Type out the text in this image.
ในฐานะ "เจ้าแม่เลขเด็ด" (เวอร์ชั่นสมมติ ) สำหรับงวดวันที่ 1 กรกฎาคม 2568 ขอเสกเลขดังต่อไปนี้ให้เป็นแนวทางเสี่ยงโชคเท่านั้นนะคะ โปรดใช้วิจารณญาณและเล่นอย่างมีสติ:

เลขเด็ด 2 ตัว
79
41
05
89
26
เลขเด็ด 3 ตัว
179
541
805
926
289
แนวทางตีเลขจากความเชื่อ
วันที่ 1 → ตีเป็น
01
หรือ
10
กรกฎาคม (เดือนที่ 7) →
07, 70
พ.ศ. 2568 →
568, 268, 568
----
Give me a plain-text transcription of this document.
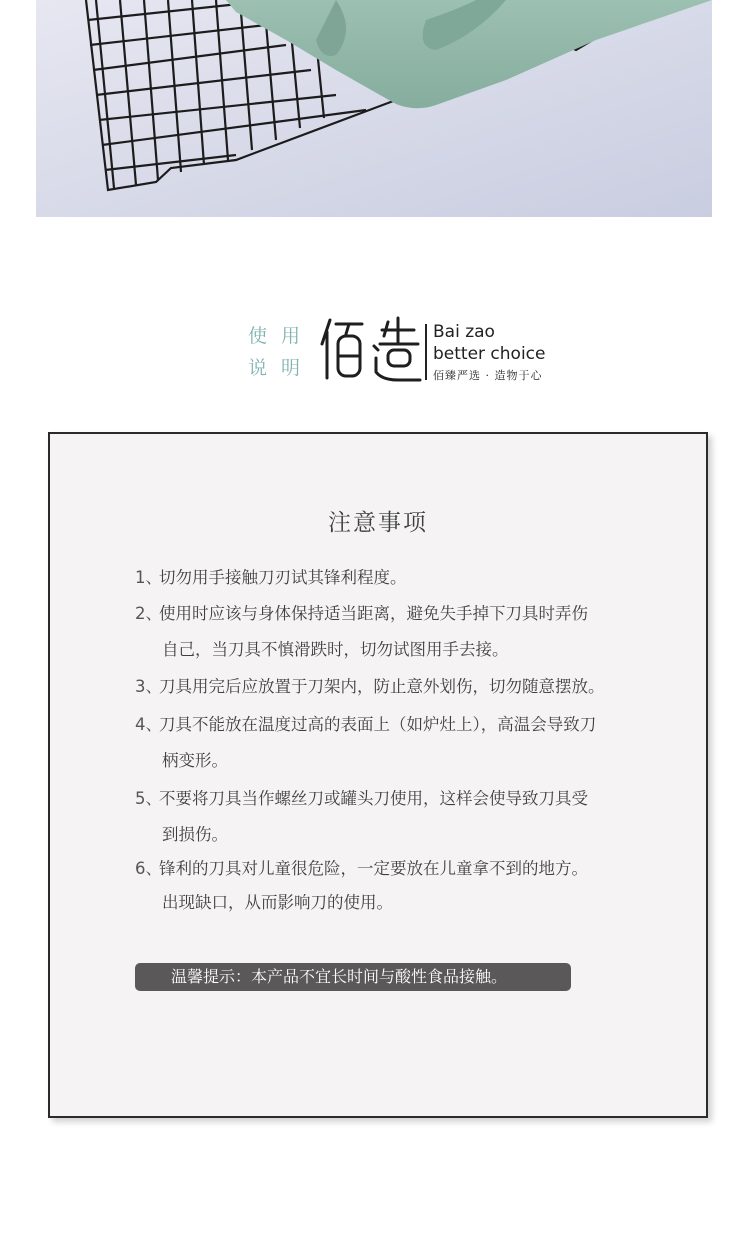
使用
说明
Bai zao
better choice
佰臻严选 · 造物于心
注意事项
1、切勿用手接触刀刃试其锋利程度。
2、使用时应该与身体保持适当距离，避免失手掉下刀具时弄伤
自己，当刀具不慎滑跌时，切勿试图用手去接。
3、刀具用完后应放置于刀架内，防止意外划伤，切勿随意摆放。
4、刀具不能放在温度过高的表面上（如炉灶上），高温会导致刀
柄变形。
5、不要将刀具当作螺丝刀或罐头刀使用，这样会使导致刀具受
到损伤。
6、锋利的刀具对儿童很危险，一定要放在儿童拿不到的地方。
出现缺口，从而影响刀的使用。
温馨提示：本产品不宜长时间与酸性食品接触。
----
_THE PROBLEM_
Identify each line in the records above containing the word "เลขเด"; copy those lines.

_TASK SOLUTION_
ในฐานะ "เจ้าแม่เลขเด็ด" (เวอร์ชั่นสมมติ ) สำหรับงวดวันที่ 1 กรกฎาคม 2568 ขอเสกเลขดังต่อไปนี้ให้เป็นแนวทางเสี่ยงโชคเท่านั้นนะคะ โปรดใช้วิจารณญาณและเล่นอย่างมีสติ:
เลขเด็ด 2 ตัว
เลขเด็ด 3 ตัว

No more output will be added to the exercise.